Dataset excerpt:

________________________________________

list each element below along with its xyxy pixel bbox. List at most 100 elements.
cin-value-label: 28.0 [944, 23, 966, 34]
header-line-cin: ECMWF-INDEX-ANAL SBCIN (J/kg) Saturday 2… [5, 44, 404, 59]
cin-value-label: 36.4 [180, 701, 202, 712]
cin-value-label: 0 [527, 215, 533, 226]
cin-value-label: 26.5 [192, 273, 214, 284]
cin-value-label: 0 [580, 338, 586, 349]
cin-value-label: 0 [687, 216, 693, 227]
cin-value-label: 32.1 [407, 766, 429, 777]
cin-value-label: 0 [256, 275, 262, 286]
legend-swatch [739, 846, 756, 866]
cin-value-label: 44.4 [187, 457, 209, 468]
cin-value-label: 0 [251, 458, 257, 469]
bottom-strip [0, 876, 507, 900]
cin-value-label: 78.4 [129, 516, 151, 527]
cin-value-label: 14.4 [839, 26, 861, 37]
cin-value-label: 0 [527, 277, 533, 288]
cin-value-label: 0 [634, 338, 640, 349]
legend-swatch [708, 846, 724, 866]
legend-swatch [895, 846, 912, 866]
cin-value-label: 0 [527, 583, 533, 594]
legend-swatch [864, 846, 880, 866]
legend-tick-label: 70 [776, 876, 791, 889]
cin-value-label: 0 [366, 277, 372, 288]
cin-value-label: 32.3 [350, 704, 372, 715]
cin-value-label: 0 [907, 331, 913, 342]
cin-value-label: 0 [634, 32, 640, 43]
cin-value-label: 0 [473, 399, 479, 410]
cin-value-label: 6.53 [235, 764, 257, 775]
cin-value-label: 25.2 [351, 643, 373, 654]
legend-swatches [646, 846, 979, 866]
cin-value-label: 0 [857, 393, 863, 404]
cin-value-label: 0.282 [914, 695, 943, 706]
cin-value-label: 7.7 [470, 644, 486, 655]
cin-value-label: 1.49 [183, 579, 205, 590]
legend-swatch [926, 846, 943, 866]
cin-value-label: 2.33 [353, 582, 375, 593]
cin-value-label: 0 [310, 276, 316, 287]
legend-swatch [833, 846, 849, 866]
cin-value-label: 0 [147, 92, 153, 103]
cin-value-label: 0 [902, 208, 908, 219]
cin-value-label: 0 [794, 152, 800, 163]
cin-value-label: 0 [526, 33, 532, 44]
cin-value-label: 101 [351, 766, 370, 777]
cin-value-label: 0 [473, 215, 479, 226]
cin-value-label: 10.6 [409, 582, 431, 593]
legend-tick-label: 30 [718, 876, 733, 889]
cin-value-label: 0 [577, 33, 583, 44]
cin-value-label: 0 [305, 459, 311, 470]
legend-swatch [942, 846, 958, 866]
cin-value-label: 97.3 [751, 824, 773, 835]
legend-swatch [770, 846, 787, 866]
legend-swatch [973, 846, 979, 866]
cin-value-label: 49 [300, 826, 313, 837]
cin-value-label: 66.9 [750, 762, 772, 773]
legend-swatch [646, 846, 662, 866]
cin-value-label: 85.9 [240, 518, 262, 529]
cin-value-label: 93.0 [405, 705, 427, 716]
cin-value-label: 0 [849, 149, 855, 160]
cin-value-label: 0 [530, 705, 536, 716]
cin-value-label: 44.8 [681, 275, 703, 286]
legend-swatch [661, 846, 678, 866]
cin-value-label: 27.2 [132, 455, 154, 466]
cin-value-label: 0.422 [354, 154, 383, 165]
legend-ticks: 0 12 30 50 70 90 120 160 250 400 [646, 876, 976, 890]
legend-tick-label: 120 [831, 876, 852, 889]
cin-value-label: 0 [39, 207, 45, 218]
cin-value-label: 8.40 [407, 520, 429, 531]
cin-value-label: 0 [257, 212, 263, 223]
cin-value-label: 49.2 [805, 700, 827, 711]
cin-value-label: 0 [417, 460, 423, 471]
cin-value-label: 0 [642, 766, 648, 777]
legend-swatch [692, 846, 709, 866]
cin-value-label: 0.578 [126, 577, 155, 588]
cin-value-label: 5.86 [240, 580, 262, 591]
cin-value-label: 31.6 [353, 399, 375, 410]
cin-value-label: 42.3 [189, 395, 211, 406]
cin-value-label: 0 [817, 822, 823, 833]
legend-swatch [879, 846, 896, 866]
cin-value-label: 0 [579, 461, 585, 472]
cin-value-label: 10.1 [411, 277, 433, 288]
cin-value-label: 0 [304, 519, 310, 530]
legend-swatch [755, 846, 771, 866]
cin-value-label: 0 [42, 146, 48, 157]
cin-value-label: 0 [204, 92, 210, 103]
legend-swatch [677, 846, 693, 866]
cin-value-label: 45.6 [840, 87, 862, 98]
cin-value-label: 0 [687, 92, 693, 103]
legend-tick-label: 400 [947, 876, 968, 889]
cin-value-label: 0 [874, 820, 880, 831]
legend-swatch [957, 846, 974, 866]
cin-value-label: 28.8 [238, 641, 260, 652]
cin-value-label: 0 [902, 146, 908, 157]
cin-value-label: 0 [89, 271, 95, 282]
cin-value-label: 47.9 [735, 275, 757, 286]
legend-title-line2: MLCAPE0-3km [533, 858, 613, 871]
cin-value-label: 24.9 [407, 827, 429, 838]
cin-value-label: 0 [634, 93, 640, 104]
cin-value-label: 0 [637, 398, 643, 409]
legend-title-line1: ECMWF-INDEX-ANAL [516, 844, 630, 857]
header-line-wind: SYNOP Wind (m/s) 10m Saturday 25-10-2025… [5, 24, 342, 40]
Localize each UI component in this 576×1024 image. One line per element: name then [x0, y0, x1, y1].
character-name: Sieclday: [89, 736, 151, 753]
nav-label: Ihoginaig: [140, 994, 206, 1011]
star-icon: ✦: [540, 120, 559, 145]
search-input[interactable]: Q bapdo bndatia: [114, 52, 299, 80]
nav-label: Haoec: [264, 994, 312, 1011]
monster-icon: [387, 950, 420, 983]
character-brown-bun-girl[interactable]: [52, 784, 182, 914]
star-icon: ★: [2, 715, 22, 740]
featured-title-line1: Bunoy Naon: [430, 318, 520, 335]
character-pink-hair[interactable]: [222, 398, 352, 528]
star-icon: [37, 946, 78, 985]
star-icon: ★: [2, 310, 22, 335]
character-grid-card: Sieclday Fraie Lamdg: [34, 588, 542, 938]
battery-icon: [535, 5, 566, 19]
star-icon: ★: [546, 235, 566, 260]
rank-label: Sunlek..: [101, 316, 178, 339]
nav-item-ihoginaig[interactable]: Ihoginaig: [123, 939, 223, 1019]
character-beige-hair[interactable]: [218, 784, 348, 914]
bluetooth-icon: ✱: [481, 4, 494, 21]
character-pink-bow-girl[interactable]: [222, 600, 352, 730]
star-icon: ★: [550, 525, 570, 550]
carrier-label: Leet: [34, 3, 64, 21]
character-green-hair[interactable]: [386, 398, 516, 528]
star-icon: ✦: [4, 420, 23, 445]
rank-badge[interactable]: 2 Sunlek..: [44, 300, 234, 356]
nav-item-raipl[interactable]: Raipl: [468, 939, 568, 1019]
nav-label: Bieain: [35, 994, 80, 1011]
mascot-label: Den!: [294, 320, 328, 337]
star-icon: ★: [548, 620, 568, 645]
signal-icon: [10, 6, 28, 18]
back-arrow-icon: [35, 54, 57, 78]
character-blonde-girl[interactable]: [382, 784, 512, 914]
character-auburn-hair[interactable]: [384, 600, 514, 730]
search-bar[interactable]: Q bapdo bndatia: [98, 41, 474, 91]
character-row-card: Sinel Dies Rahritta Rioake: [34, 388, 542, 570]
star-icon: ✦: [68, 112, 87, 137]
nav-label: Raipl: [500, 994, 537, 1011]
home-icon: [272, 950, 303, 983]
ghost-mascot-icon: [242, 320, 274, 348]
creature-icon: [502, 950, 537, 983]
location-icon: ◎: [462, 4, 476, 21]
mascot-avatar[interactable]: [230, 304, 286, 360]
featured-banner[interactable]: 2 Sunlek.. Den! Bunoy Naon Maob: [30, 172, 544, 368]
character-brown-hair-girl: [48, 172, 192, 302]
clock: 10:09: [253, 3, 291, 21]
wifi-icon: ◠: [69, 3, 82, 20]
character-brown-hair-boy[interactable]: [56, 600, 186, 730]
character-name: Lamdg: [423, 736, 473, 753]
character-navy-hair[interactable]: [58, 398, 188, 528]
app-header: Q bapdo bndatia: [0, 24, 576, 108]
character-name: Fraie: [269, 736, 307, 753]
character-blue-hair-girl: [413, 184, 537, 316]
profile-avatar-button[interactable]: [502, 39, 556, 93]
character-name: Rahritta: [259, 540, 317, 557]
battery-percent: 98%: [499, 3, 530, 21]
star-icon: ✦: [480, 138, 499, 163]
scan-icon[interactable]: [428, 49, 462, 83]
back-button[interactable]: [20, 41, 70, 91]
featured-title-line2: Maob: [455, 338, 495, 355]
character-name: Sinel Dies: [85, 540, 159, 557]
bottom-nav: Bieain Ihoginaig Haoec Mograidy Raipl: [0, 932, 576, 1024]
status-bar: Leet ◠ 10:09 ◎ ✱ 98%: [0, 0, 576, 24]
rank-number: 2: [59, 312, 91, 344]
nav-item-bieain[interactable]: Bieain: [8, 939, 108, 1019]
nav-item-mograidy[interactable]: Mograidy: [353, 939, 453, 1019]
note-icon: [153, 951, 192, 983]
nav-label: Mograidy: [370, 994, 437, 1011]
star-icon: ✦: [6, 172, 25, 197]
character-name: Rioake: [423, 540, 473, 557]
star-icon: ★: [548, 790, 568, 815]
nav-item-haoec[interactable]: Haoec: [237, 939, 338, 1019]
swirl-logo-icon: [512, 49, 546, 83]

________________________________________

AIM OF THE TASK: Copy the rows above verbatim, taking the stretch from the first row of the excerpt through the row that contains "legend-swatch [864, 846, 880, 866]", with both of those rows included.

SOLUTION FOR THIS PROBLEM:
list each element below along with its xyxy pixel bbox. List at most 100 elements.
cin-value-label: 28.0 [944, 23, 966, 34]
header-line-cin: ECMWF-INDEX-ANAL SBCIN (J/kg) Saturday 2… [5, 44, 404, 59]
cin-value-label: 36.4 [180, 701, 202, 712]
cin-value-label: 0 [527, 215, 533, 226]
cin-value-label: 26.5 [192, 273, 214, 284]
cin-value-label: 0 [580, 338, 586, 349]
cin-value-label: 0 [687, 216, 693, 227]
cin-value-label: 32.1 [407, 766, 429, 777]
cin-value-label: 0 [256, 275, 262, 286]
legend-swatch [739, 846, 756, 866]
cin-value-label: 44.4 [187, 457, 209, 468]
cin-value-label: 0 [251, 458, 257, 469]
bottom-strip [0, 876, 507, 900]
cin-value-label: 78.4 [129, 516, 151, 527]
cin-value-label: 14.4 [839, 26, 861, 37]
cin-value-label: 0 [527, 277, 533, 288]
cin-value-label: 0 [634, 338, 640, 349]
legend-swatch [708, 846, 724, 866]
legend-swatch [895, 846, 912, 866]
cin-value-label: 0 [527, 583, 533, 594]
legend-swatch [864, 846, 880, 866]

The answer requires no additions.